Task material:
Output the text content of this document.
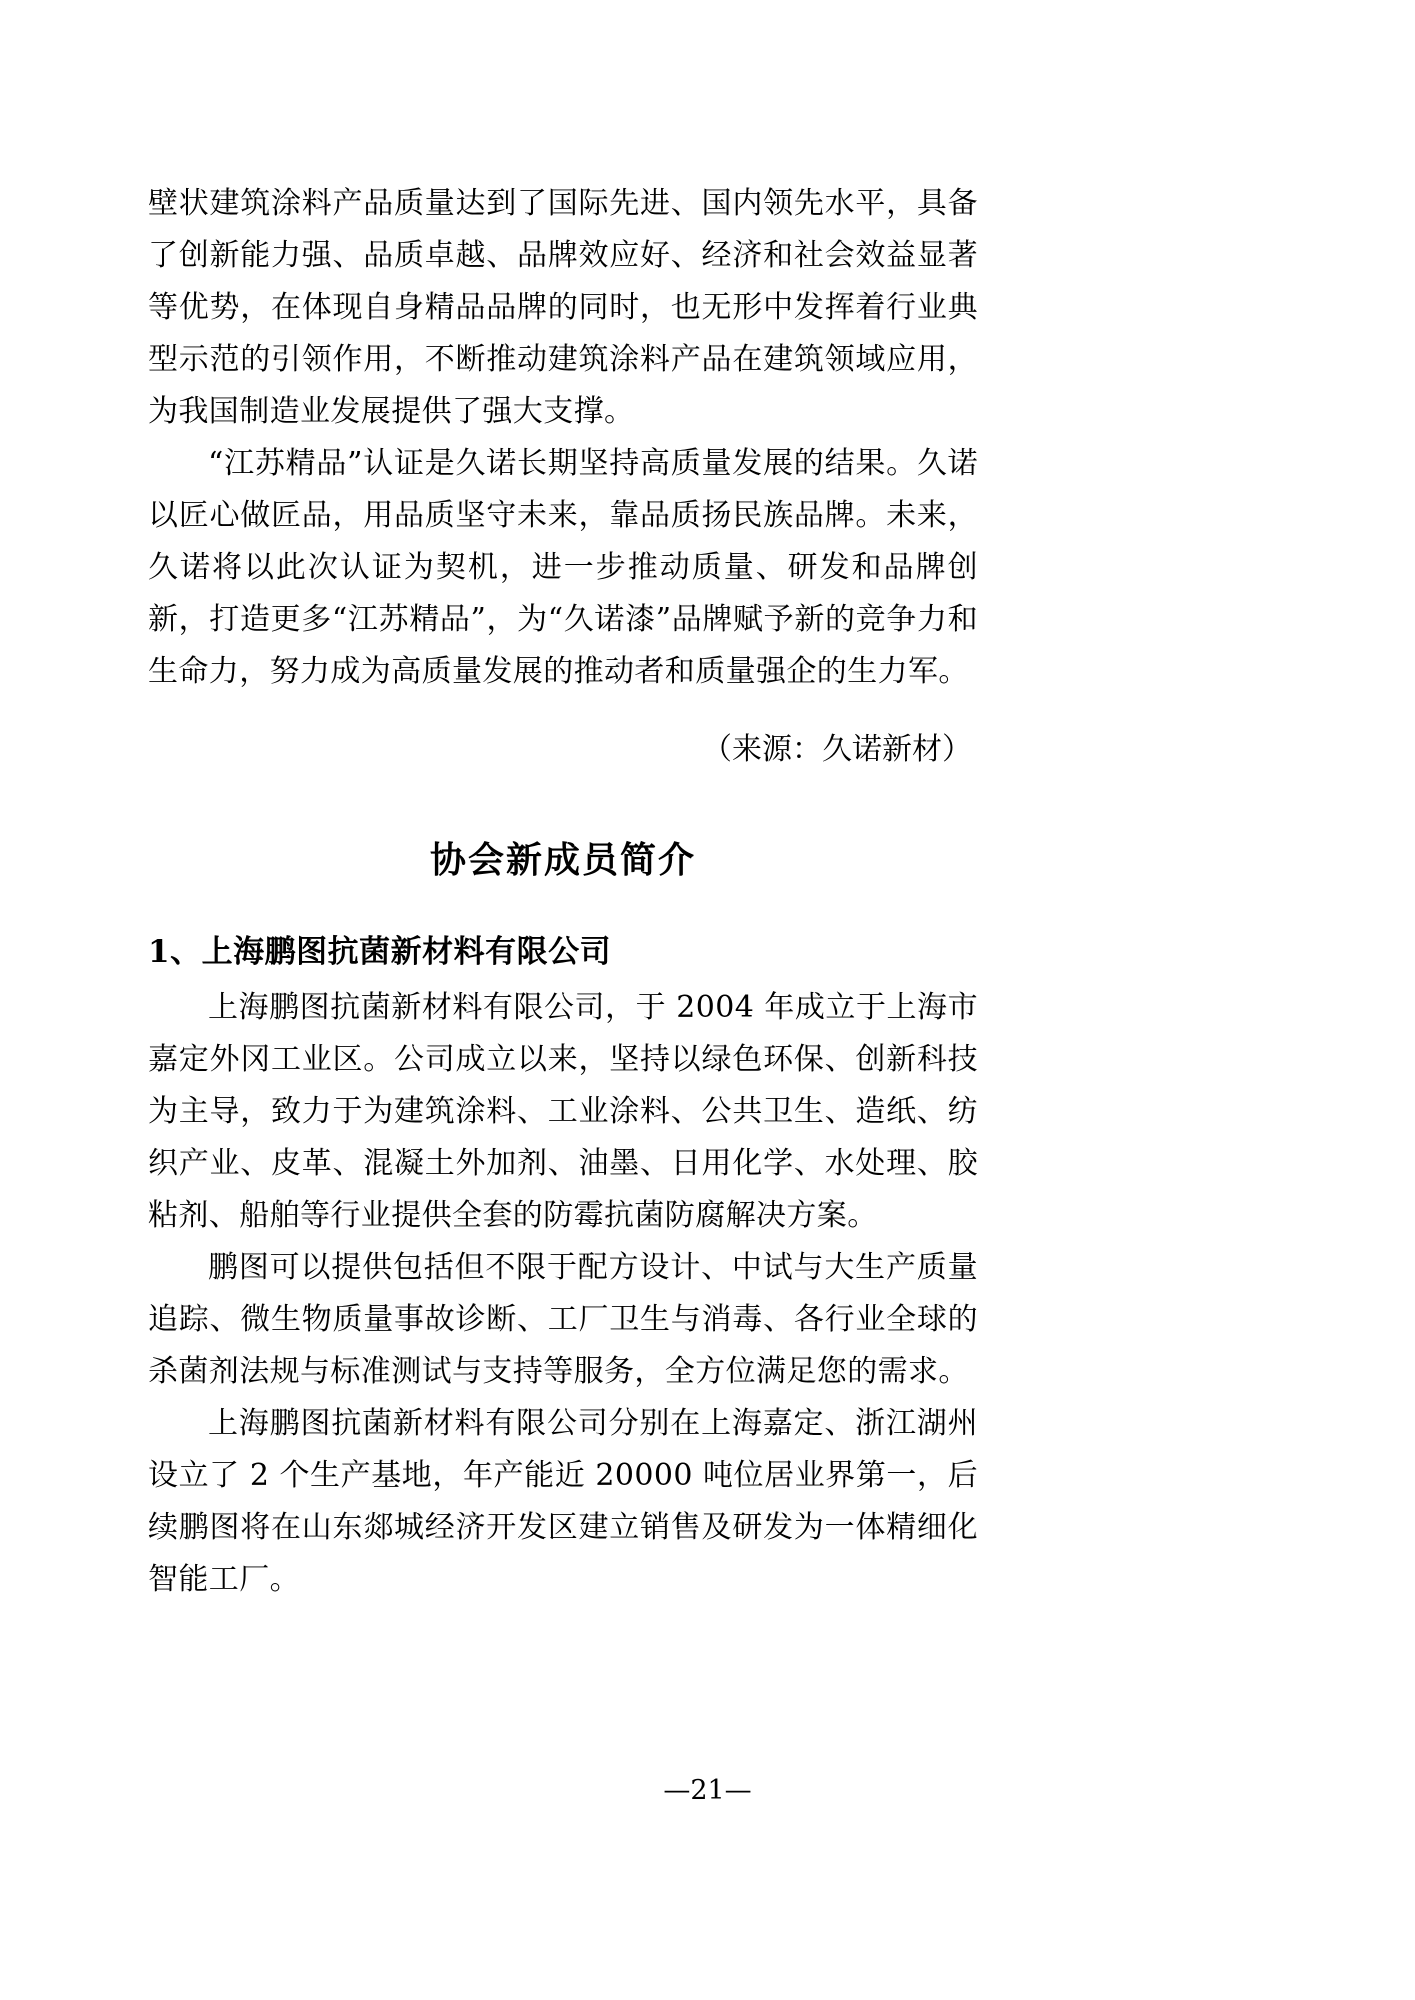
壁状建筑涂料产品质量达到了国际先进、国内领先水平，具备了创新能力强、品质卓越、品牌效应好、经济和社会效益显著等优势，在体现自身精品品牌的同时，也无形中发挥着行业典型示范的引领作用，不断推动建筑涂料产品在建筑领域应用，为我国制造业发展提供了强大支撑。

“江苏精品”认证是久诺长期坚持高质量发展的结果。久诺以匠心做匠品，用品质坚守未来，靠品质扬民族品牌。未来，久诺将以此次认证为契机，进一步推动质量、研发和品牌创新，打造更多“江苏精品”，为“久诺漆”品牌赋予新的竞争力和生命力，努力成为高质量发展的推动者和质量强企的生力军。

（来源：久诺新材）

协会新成员简介
1、上海鹏图抗菌新材料有限公司

上海鹏图抗菌新材料有限公司，于 2004 年成立于上海市嘉定外冈工业区。公司成立以来，坚持以绿色环保、创新科技为主导，致力于为建筑涂料、工业涂料、公共卫生、造纸、纺织产业、皮革、混凝土外加剂、油墨、日用化学、水处理、胶粘剂、船舶等行业提供全套的防霉抗菌防腐解决方案。

鹏图可以提供包括但不限于配方设计、中试与大生产质量追踪、微生物质量事故诊断、工厂卫生与消毒、各行业全球的杀菌剂法规与标准测试与支持等服务，全方位满足您的需求。

上海鹏图抗菌新材料有限公司分别在上海嘉定、浙江湖州设立了 2 个生产基地，年产能近 20000 吨位居业界第一，后续鹏图将在山东郯城经济开发区建立销售及研发为一体精细化智能工厂。

—21—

Requirements:
All of the lines above should be printed exactly, minus the pictures.

Exercise solution:
Output the text content of this document.
壁状建筑涂料产品质量达到了国际先进、国内领先水平，具备了创新能力强、品质卓越、品牌效应好、经济和社会效益显著等优势，在体现自身精品品牌的同时，也无形中发挥着行业典型示范的引领作用，不断推动建筑涂料产品在建筑领域应用，为我国制造业发展提供了强大支撑。

“江苏精品”认证是久诺长期坚持高质量发展的结果。久诺以匠心做匠品，用品质坚守未来，靠品质扬民族品牌。未来，久诺将以此次认证为契机，进一步推动质量、研发和品牌创新，打造更多“江苏精品”，为“久诺漆”品牌赋予新的竞争力和生命力，努力成为高质量发展的推动者和质量强企的生力军。

（来源：久诺新材）

协会新成员简介
1、上海鹏图抗菌新材料有限公司

上海鹏图抗菌新材料有限公司，于 2004 年成立于上海市嘉定外冈工业区。公司成立以来，坚持以绿色环保、创新科技为主导，致力于为建筑涂料、工业涂料、公共卫生、造纸、纺织产业、皮革、混凝土外加剂、油墨、日用化学、水处理、胶粘剂、船舶等行业提供全套的防霉抗菌防腐解决方案。

鹏图可以提供包括但不限于配方设计、中试与大生产质量追踪、微生物质量事故诊断、工厂卫生与消毒、各行业全球的杀菌剂法规与标准测试与支持等服务，全方位满足您的需求。

上海鹏图抗菌新材料有限公司分别在上海嘉定、浙江湖州设立了 2 个生产基地，年产能近 20000 吨位居业界第一，后续鹏图将在山东郯城经济开发区建立销售及研发为一体精细化智能工厂。

—21—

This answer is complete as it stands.